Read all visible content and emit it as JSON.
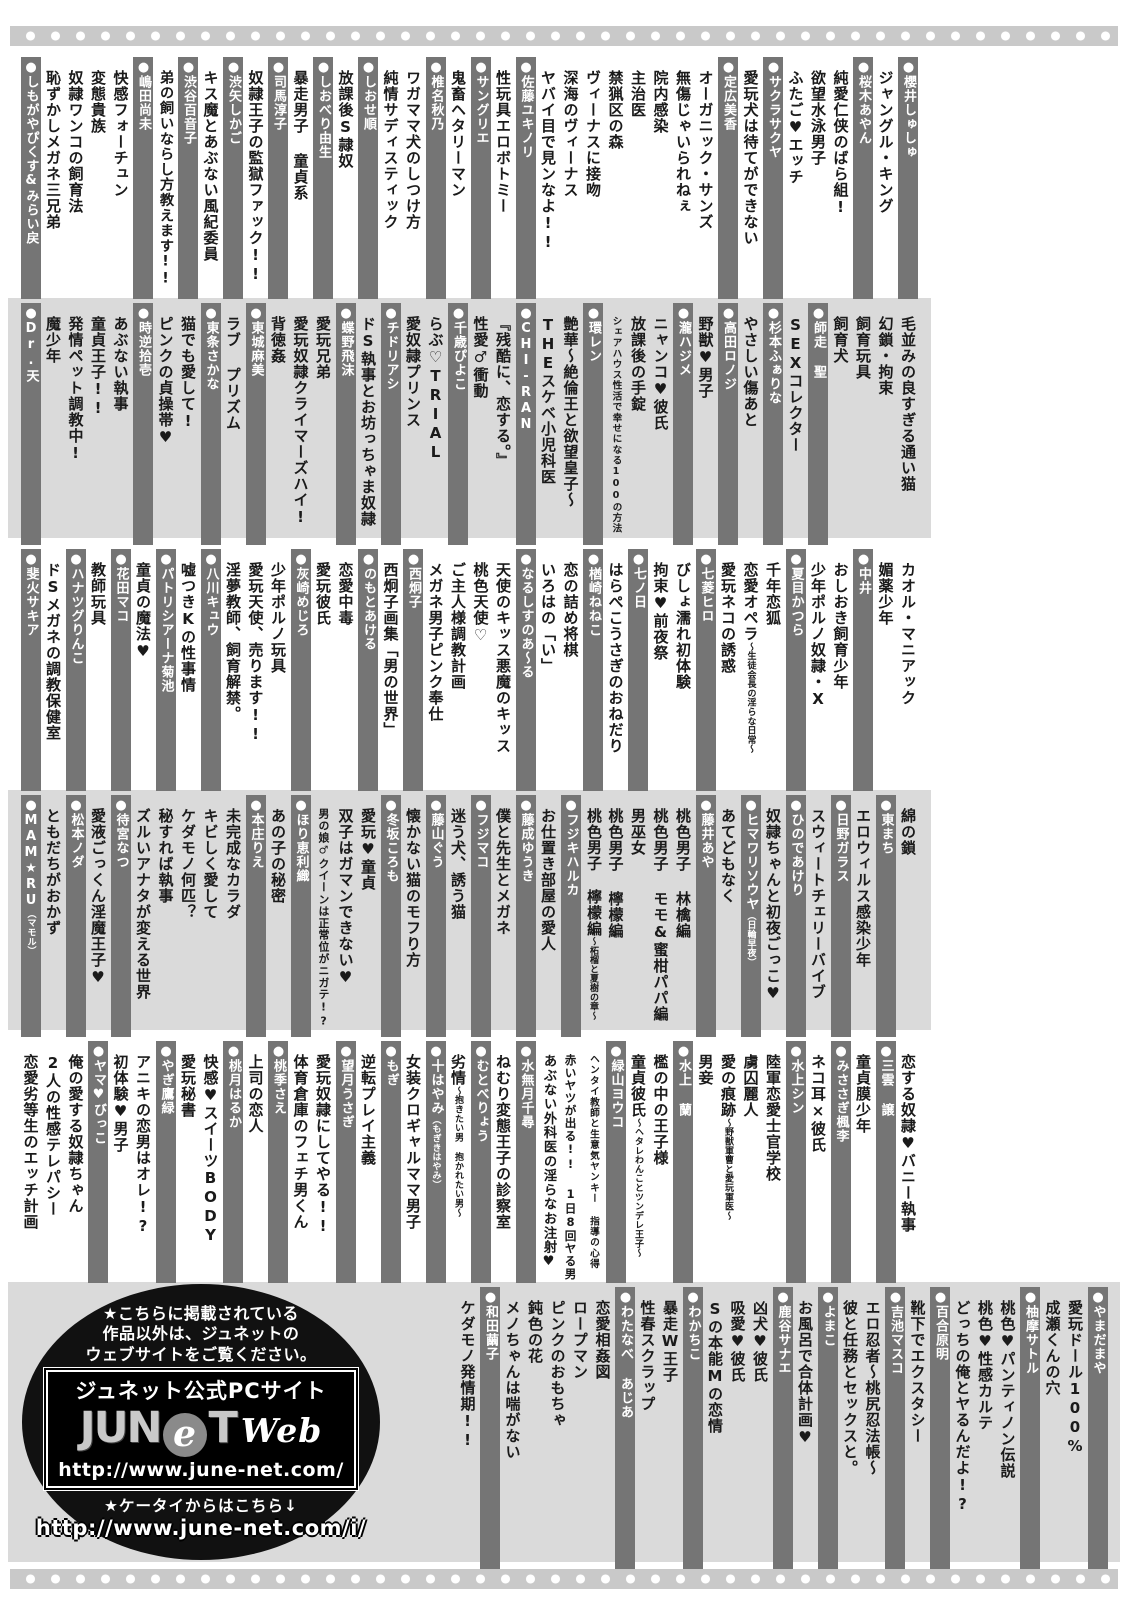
{
  "theme": {
    "band_gray": "#dadada",
    "bar_gray": "#757575",
    "dots_gray": "#c9c9c9",
    "promo_black": "#111111",
    "text_black": "#1a1a1a"
  },
  "bands": [
    {
      "bg": "white",
      "columns": [
        {
          "type": "author",
          "text": "櫻井しゅしゅ"
        },
        {
          "type": "title",
          "text": "ジャングル・キング"
        },
        {
          "type": "author",
          "text": "桜木あやん"
        },
        {
          "type": "title",
          "text": "純愛仁侠のばら組!"
        },
        {
          "type": "title",
          "text": "欲望水泳男子"
        },
        {
          "type": "title",
          "text": "ふたご♥エッチ"
        },
        {
          "type": "author",
          "text": "サクラサクヤ"
        },
        {
          "type": "title",
          "text": "愛玩犬は待てができない"
        },
        {
          "type": "author",
          "text": "定広美香"
        },
        {
          "type": "title",
          "text": "オーガニック・サンズ"
        },
        {
          "type": "title",
          "text": "無傷じゃいられねぇ"
        },
        {
          "type": "title",
          "text": "院内感染"
        },
        {
          "type": "title",
          "text": "主治医"
        },
        {
          "type": "title",
          "text": "禁猟区の森"
        },
        {
          "type": "title",
          "text": "ヴィーナスに接吻"
        },
        {
          "type": "title",
          "text": "深海のヴィーナス"
        },
        {
          "type": "title",
          "text": "ヤバイ目で見ンなよ!!"
        },
        {
          "type": "author",
          "text": "佐藤ユキノリ"
        },
        {
          "type": "title",
          "text": "性玩具エロボトミー"
        },
        {
          "type": "author",
          "text": "サングリエ"
        },
        {
          "type": "title",
          "text": "鬼畜ヘタリーマン"
        },
        {
          "type": "author",
          "text": "椎名秋乃"
        },
        {
          "type": "title",
          "text": "ワガママ犬のしつけ方"
        },
        {
          "type": "title",
          "text": "純情サディスティック"
        },
        {
          "type": "author",
          "text": "しおせ順"
        },
        {
          "type": "title",
          "text": "放課後S隷奴"
        },
        {
          "type": "author",
          "text": "しおべり由生"
        },
        {
          "type": "title",
          "text": "暴走男子 童貞系"
        },
        {
          "type": "author",
          "text": "司馬淳子"
        },
        {
          "type": "title",
          "text": "奴隷王子の監獄ファック!!"
        },
        {
          "type": "author",
          "text": "渋矢しかご"
        },
        {
          "type": "title",
          "text": "キス魔とあぶない風紀委員"
        },
        {
          "type": "author",
          "text": "渋谷百音子"
        },
        {
          "type": "title",
          "text": "弟の飼いならし方教えます!!"
        },
        {
          "type": "author",
          "text": "嶋田尚未"
        },
        {
          "type": "title",
          "text": "快感フォーチュン"
        },
        {
          "type": "title",
          "text": "変態貴族"
        },
        {
          "type": "title",
          "text": "奴隷ワンコの飼育法"
        },
        {
          "type": "title",
          "text": "恥ずかしメガネ三兄弟"
        },
        {
          "type": "author",
          "text": "しもがやぴくす&みらい戻"
        }
      ]
    },
    {
      "bg": "gray",
      "columns": [
        {
          "type": "title",
          "text": "毛並みの良すぎる通い猫"
        },
        {
          "type": "title",
          "text": "幻鎖・拘束"
        },
        {
          "type": "title",
          "text": "飼育玩具"
        },
        {
          "type": "title",
          "text": "飼育犬"
        },
        {
          "type": "author",
          "text": "師走 聖"
        },
        {
          "type": "title",
          "text": "SEXコレクター"
        },
        {
          "type": "author",
          "text": "杉本ふぁりな"
        },
        {
          "type": "title",
          "text": "やさしい傷あと"
        },
        {
          "type": "author",
          "text": "高田ロノジ"
        },
        {
          "type": "title",
          "text": "野獣♥男子"
        },
        {
          "type": "author",
          "text": "瀧ハジメ"
        },
        {
          "type": "title",
          "text": "ニャンコ♥彼氏"
        },
        {
          "type": "title",
          "text": "放課後の手錠"
        },
        {
          "type": "title",
          "text": "シェアハウス性活で幸せになる100の方法"
        },
        {
          "type": "author",
          "text": "環レン"
        },
        {
          "type": "title",
          "text": "艶華〜絶倫王と欲望皇子〜"
        },
        {
          "type": "title",
          "text": "THEスケベ小児科医"
        },
        {
          "type": "author",
          "text": "CHI-RAN"
        },
        {
          "type": "title",
          "text": "『残酷に、恋する。』"
        },
        {
          "type": "title",
          "text": "性愛♂衝動"
        },
        {
          "type": "author",
          "text": "千歳ぴよこ"
        },
        {
          "type": "title",
          "text": "らぶ♡TRIAL"
        },
        {
          "type": "title",
          "text": "愛奴隷プリンス"
        },
        {
          "type": "author",
          "text": "チドリアシ"
        },
        {
          "type": "title",
          "text": "ドS執事とお坊っちゃま奴隷"
        },
        {
          "type": "author",
          "text": "蝶野飛沫"
        },
        {
          "type": "title",
          "text": "愛玩兄弟"
        },
        {
          "type": "title",
          "text": "愛玩奴隷クライマーズハイ!"
        },
        {
          "type": "title",
          "text": "背徳姦"
        },
        {
          "type": "author",
          "text": "東城麻美"
        },
        {
          "type": "title",
          "text": "ラブ プリズム"
        },
        {
          "type": "author",
          "text": "東条さかな"
        },
        {
          "type": "title",
          "text": "猫でも愛して!"
        },
        {
          "type": "title",
          "text": "ピンクの貞操帯♥"
        },
        {
          "type": "author",
          "text": "時逆拾壱"
        },
        {
          "type": "title",
          "text": "あぶない執事"
        },
        {
          "type": "title",
          "text": "童貞王子!!"
        },
        {
          "type": "title",
          "text": "発情ペット調教中!"
        },
        {
          "type": "title",
          "text": "魔少年"
        },
        {
          "type": "author",
          "text": "Dr.天"
        }
      ]
    },
    {
      "bg": "white",
      "columns": [
        {
          "type": "title",
          "text": "カオル・マニアック"
        },
        {
          "type": "title",
          "text": "媚薬少年"
        },
        {
          "type": "author",
          "text": "中井"
        },
        {
          "type": "title",
          "text": "おしおき飼育少年"
        },
        {
          "type": "title",
          "text": "少年ポルノ奴隷・X"
        },
        {
          "type": "author",
          "text": "夏目かつら"
        },
        {
          "type": "title",
          "text": "千年恋狐"
        },
        {
          "type": "title",
          "text": "恋愛オペラ",
          "small": "〜生徒会長の淫らな日常〜"
        },
        {
          "type": "title",
          "text": "愛玩ネコの誘惑"
        },
        {
          "type": "author",
          "text": "七菱ヒロ"
        },
        {
          "type": "title",
          "text": "びしょ濡れ初体験"
        },
        {
          "type": "title",
          "text": "拘束♥前夜祭"
        },
        {
          "type": "author",
          "text": "七ノ日"
        },
        {
          "type": "title",
          "text": "はらぺこうさぎのおねだり"
        },
        {
          "type": "author",
          "text": "楢崎ねねこ"
        },
        {
          "type": "title",
          "text": "恋の詰め将棋"
        },
        {
          "type": "title",
          "text": "いろはの「い」"
        },
        {
          "type": "author",
          "text": "なるしすのあ〜る"
        },
        {
          "type": "title",
          "text": "天使のキッス悪魔のキッス"
        },
        {
          "type": "title",
          "text": "桃色天使♡"
        },
        {
          "type": "title",
          "text": "ご主人様調教計画"
        },
        {
          "type": "title",
          "text": "メガネ男子ピンク奉仕"
        },
        {
          "type": "author",
          "text": "西炯子"
        },
        {
          "type": "title",
          "text": "西炯子画集「男の世界」"
        },
        {
          "type": "author",
          "text": "のもとあける"
        },
        {
          "type": "title",
          "text": "恋愛中毒"
        },
        {
          "type": "title",
          "text": "愛玩彼氏"
        },
        {
          "type": "author",
          "text": "灰崎めじろ"
        },
        {
          "type": "title",
          "text": "少年ポルノ玩具"
        },
        {
          "type": "title",
          "text": "愛玩天使、売ります!!"
        },
        {
          "type": "title",
          "text": "淫夢教師、飼育解禁。"
        },
        {
          "type": "author",
          "text": "八川キュウ"
        },
        {
          "type": "title",
          "text": "嘘つきKの性事情"
        },
        {
          "type": "author",
          "text": "パトリシアーナ菊池"
        },
        {
          "type": "title",
          "text": "童貞の魔法♥"
        },
        {
          "type": "author",
          "text": "花田マコ"
        },
        {
          "type": "title",
          "text": "教師玩具"
        },
        {
          "type": "author",
          "text": "ハナツグりんこ"
        },
        {
          "type": "title",
          "text": "ドSメガネの調教保健室"
        },
        {
          "type": "author",
          "text": "斐火サキア"
        }
      ]
    },
    {
      "bg": "gray",
      "columns": [
        {
          "type": "title",
          "text": "綿の鎖"
        },
        {
          "type": "author",
          "text": "東まち"
        },
        {
          "type": "title",
          "text": "エロウィルス感染少年"
        },
        {
          "type": "author",
          "text": "日野ガラス"
        },
        {
          "type": "title",
          "text": "スウィートチェリーバイブ"
        },
        {
          "type": "author",
          "text": "ひのであけり"
        },
        {
          "type": "title",
          "text": "奴隷ちゃんと初夜ごっこ♥"
        },
        {
          "type": "author",
          "text": "ヒマワリソウヤ",
          "small": "（日輪早夜）"
        },
        {
          "type": "title",
          "text": "あてどもなく"
        },
        {
          "type": "author",
          "text": "藤井あや"
        },
        {
          "type": "title",
          "text": "桃色男子 林檎編"
        },
        {
          "type": "title",
          "text": "桃色男子 モモ&蜜柑パパ編"
        },
        {
          "type": "title",
          "text": "男巫女"
        },
        {
          "type": "title",
          "text": "桃色男子 檸檬編"
        },
        {
          "type": "title",
          "text": "桃色男子 檸檬編",
          "small": "〜柘榴と夏樹の章〜"
        },
        {
          "type": "author",
          "text": "フジキハルカ"
        },
        {
          "type": "title",
          "text": "お仕置き部屋の愛人"
        },
        {
          "type": "author",
          "text": "藤成ゆうき"
        },
        {
          "type": "title",
          "text": "僕と先生とメガネ"
        },
        {
          "type": "author",
          "text": "フジマコ"
        },
        {
          "type": "title",
          "text": "迷う犬、誘う猫"
        },
        {
          "type": "author",
          "text": "藤山ぐう"
        },
        {
          "type": "title",
          "text": "懐かない猫のモフり方"
        },
        {
          "type": "author",
          "text": "冬坂ころも"
        },
        {
          "type": "title",
          "text": "愛玩♥童貞"
        },
        {
          "type": "title",
          "text": "双子はガマンできない♥"
        },
        {
          "type": "title",
          "text": "男の娘♂クイーンは正常位がニガテ!?"
        },
        {
          "type": "author",
          "text": "ほり恵利織"
        },
        {
          "type": "title",
          "text": "あの子の秘密"
        },
        {
          "type": "author",
          "text": "本庄りえ"
        },
        {
          "type": "title",
          "text": "未完成なカラダ"
        },
        {
          "type": "title",
          "text": "キビしく愛して"
        },
        {
          "type": "title",
          "text": "ケダモノ何匹？"
        },
        {
          "type": "title",
          "text": "秘すれば執事"
        },
        {
          "type": "title",
          "text": "ズルいアナタが変える世界"
        },
        {
          "type": "author",
          "text": "待宮なつ"
        },
        {
          "type": "title",
          "text": "愛液ごっくん淫魔王子♥"
        },
        {
          "type": "author",
          "text": "松本ノダ"
        },
        {
          "type": "title",
          "text": "ともだちがおかず"
        },
        {
          "type": "author",
          "text": "MAM★RU",
          "small": "（マモル）"
        }
      ]
    },
    {
      "bg": "white",
      "columns": [
        {
          "type": "title",
          "text": "恋する奴隷♥バニー執事"
        },
        {
          "type": "author",
          "text": "三雲 譲"
        },
        {
          "type": "title",
          "text": "童貞膜少年"
        },
        {
          "type": "author",
          "text": "みささぎ楓李"
        },
        {
          "type": "title",
          "text": "ネコ耳×彼氏"
        },
        {
          "type": "author",
          "text": "水上シン"
        },
        {
          "type": "title",
          "text": "陸軍恋愛士官学校"
        },
        {
          "type": "title",
          "text": "虜囚麗人"
        },
        {
          "type": "title",
          "text": "愛の痕跡",
          "small": "〜野獣軍曹と愛玩軍医〜"
        },
        {
          "type": "title",
          "text": "男妾"
        },
        {
          "type": "author",
          "text": "水上 蘭"
        },
        {
          "type": "title",
          "text": "檻の中の王子様"
        },
        {
          "type": "title",
          "text": "童貞彼氏",
          "small": "〜ヘタレわんことツンデレ王子〜"
        },
        {
          "type": "author",
          "text": "緑山ヨウコ"
        },
        {
          "type": "title",
          "text": "ヘンタイ教師と生意気ヤンキー 指導の心得"
        },
        {
          "type": "title",
          "text": "赤いヤツが出る!! 1日8回ヤる男"
        },
        {
          "type": "title",
          "text": "あぶない外科医の淫らなお注射♥"
        },
        {
          "type": "author",
          "text": "水無月千尋"
        },
        {
          "type": "title",
          "text": "ねむり変態王子の診察室"
        },
        {
          "type": "author",
          "text": "むとべりょう"
        },
        {
          "type": "title",
          "text": "劣情",
          "small": "〜抱きたい男 抱かれたい男〜"
        },
        {
          "type": "author",
          "text": "十はやみ",
          "small": "（もぎきはやみ）"
        },
        {
          "type": "title",
          "text": "女装クロギャルママ男子"
        },
        {
          "type": "author",
          "text": "もぎ"
        },
        {
          "type": "title",
          "text": "逆転プレイ主義"
        },
        {
          "type": "author",
          "text": "望月うさぎ"
        },
        {
          "type": "title",
          "text": "愛玩奴隷にしてやる!!"
        },
        {
          "type": "title",
          "text": "体育倉庫のフェチ男くん"
        },
        {
          "type": "author",
          "text": "桃季さえ"
        },
        {
          "type": "title",
          "text": "上司の恋人"
        },
        {
          "type": "author",
          "text": "桃月はるか"
        },
        {
          "type": "title",
          "text": "快感♥スイーツBODY"
        },
        {
          "type": "title",
          "text": "愛玩秘書"
        },
        {
          "type": "author",
          "text": "やぎ鷹緑"
        },
        {
          "type": "title",
          "text": "アニキの恋男はオレ!?"
        },
        {
          "type": "title",
          "text": "初体験♥男子"
        },
        {
          "type": "author",
          "text": "ヤマ♥びっこ"
        },
        {
          "type": "title",
          "text": "俺の愛する奴隷ちゃん"
        },
        {
          "type": "title",
          "text": "2人の性感テレパシー"
        },
        {
          "type": "title",
          "text": "恋愛劣等生のエッチ計画"
        }
      ]
    },
    {
      "bg": "gray",
      "footer": true,
      "columns": [
        {
          "type": "author",
          "text": "やまだまや"
        },
        {
          "type": "title",
          "text": "愛玩ドール100%"
        },
        {
          "type": "title",
          "text": "成瀬くんの穴"
        },
        {
          "type": "author",
          "text": "柚摩サトル"
        },
        {
          "type": "title",
          "text": "桃色♥パンティノン伝説"
        },
        {
          "type": "title",
          "text": "桃色♥性感カルテ"
        },
        {
          "type": "title",
          "text": "どっちの俺とヤるんだよ!?"
        },
        {
          "type": "author",
          "text": "百合原明"
        },
        {
          "type": "title",
          "text": "靴下でエクスタシー"
        },
        {
          "type": "author",
          "text": "吉池マスコ"
        },
        {
          "type": "title",
          "text": "エロ忍者〜桃尻忍法帳〜"
        },
        {
          "type": "title",
          "text": "彼と任務とセックスと。"
        },
        {
          "type": "author",
          "text": "よまこ"
        },
        {
          "type": "title",
          "text": "お風呂で合体計画♥"
        },
        {
          "type": "author",
          "text": "鹿谷サナエ"
        },
        {
          "type": "title",
          "text": "凶犬♥彼氏"
        },
        {
          "type": "title",
          "text": "吸愛♥彼氏"
        },
        {
          "type": "title",
          "text": "Sの本能Mの恋情"
        },
        {
          "type": "author",
          "text": "わかちこ"
        },
        {
          "type": "title",
          "text": "暴走W王子"
        },
        {
          "type": "title",
          "text": "性春スクラップ"
        },
        {
          "type": "author",
          "text": "わたなべ あじあ"
        },
        {
          "type": "title",
          "text": "恋愛相姦図"
        },
        {
          "type": "title",
          "text": "ロープマン"
        },
        {
          "type": "title",
          "text": "ピンクのおもちゃ"
        },
        {
          "type": "title",
          "text": "鈍色の花"
        },
        {
          "type": "title",
          "text": "メノちゃんは喘がない"
        },
        {
          "type": "author",
          "text": "和田繭子"
        },
        {
          "type": "title",
          "text": "ケダモノ発情期!!"
        }
      ]
    }
  ],
  "footer_promo": {
    "note_lines": [
      "★こちらに掲載されている",
      "作品以外は、ジュネットの",
      "ウェブサイトをご覧ください。"
    ],
    "site_label": "ジュネット公式PCサイト",
    "logo_main": "JUN",
    "logo_e": "e",
    "logo_t": "T",
    "logo_web": "Web",
    "pc_url": "http://www.june-net.com/",
    "mobile_label": "★ケータイからはこちら↓",
    "mobile_url": "http://www.june-net.com/i/"
  }
}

» **Challenge**:
Each line in the entries above that includes the string "http" should be extracted.

» **Task solution**:
    "pc_url": "http://www.june-net.com/",
    "mobile_url": "http://www.june-net.com/i/"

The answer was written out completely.